-- begin Excerpted passage --

# Dry days



## de Mexicaan (Apr 16, 2012)

Hello,
I am planning to have a dinner outside tonight and would prefer to have some beers or wine with it. Apparently it is/was a dry day for Israa & Miaraj Night.
Anybody knows at what time alcohol will be served again?

Also, is there a list of islamic days that are dry days in Dubai? Did not manage to find it sofar.

Thanks!


----------



## Brav0 (Feb 11, 2013)

de Mexicaan said:


> Hello,
> I am planning to have a dinner outside tonight and would prefer to have some beers or wine with it. Apparently it is/was a dry day for Israa & Miaraj Night.
> Anybody knows at what time alcohol will be served again?
> 
> ...


Hi I am not sure about providing you a list, as I think dont think they follow a set pattern each year (like they do in the UK)

My partner works in a hotel and they stopped serving alcohol last night at 7pm and I believe they start again at 8pm tonight 

So as long as you go out for dinner at 8 tonight you should be ok, although I would guess a lot of people will do the same 

Hope this helps

JT


----------



## de Mexicaan (Apr 16, 2012)

I think I will go tomorrow, with our 3-yo daughter we have to go early.


----------



## JF777 (Jun 6, 2013)

Just google the UAE public holidays for the year. Other than the National day + New Years, rest all are religious holidays. So keep your stock handy. Good luck


----------



## de Mexicaan (Apr 16, 2012)

JF777 said:


> Just google the UAE public holidays for the year. Other than the National day + New Years, rest all are religious holidays. So keep your stock handy. Good luck


Thanks. I am never out of stock  but it is disappointing if you go out for a drink on a public holiday and all you get is a fruit juice.


----------

-- end Excerpted passage --
-- begin Data extract --

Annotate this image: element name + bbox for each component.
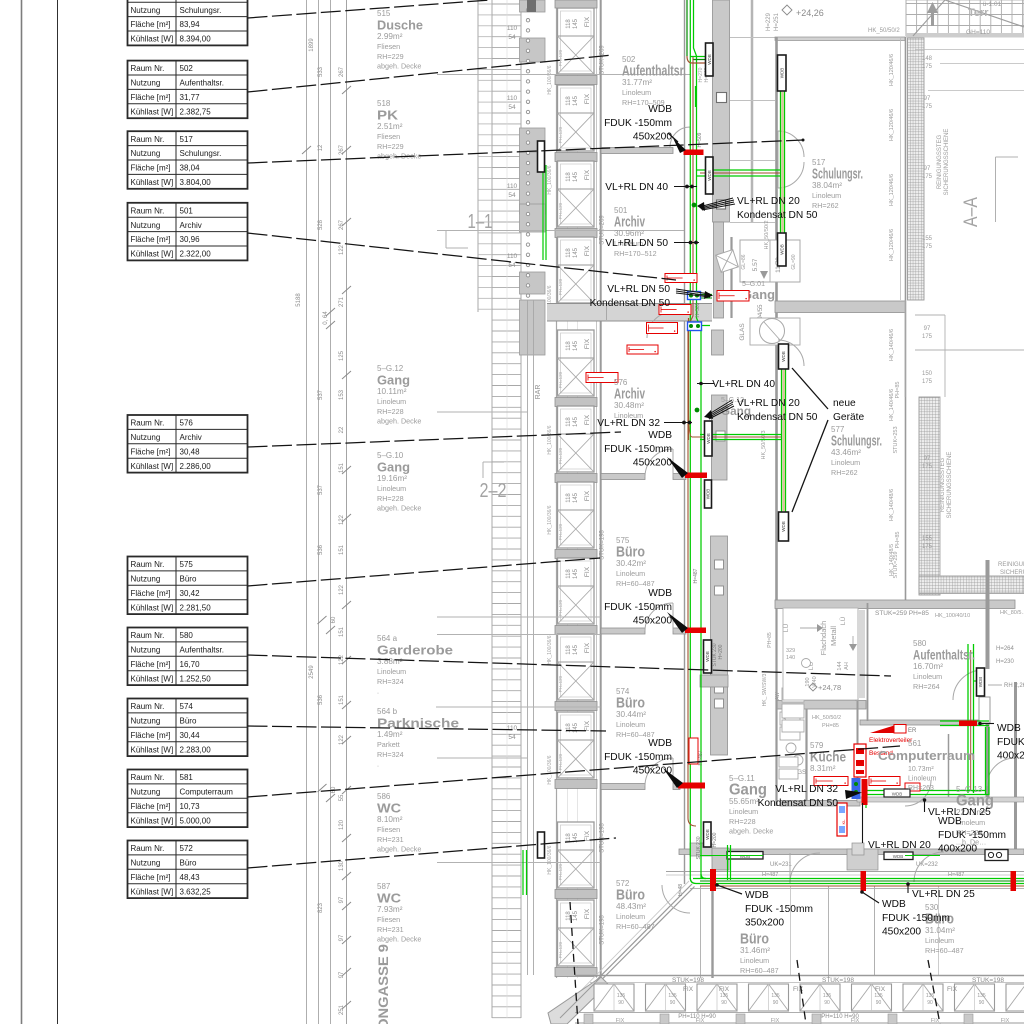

-- end Data extract --

> _Complete the following_:
(1) In the dry days thread, at what time did the hotel where Brav0's partner works stop serving alcohol?
(2) Render this sentence from the dry days thread in Spanish: "I think I will go tomorrow, with our 3-yo daughter we have to go early."
The data has no connection to the dry days thread.

> _Answers for the exercise_:
(1) It stopped at 7pm the previous night.

(2) Creo que iré mañana; con nuestra hija de 3 años tenemos que ir temprano.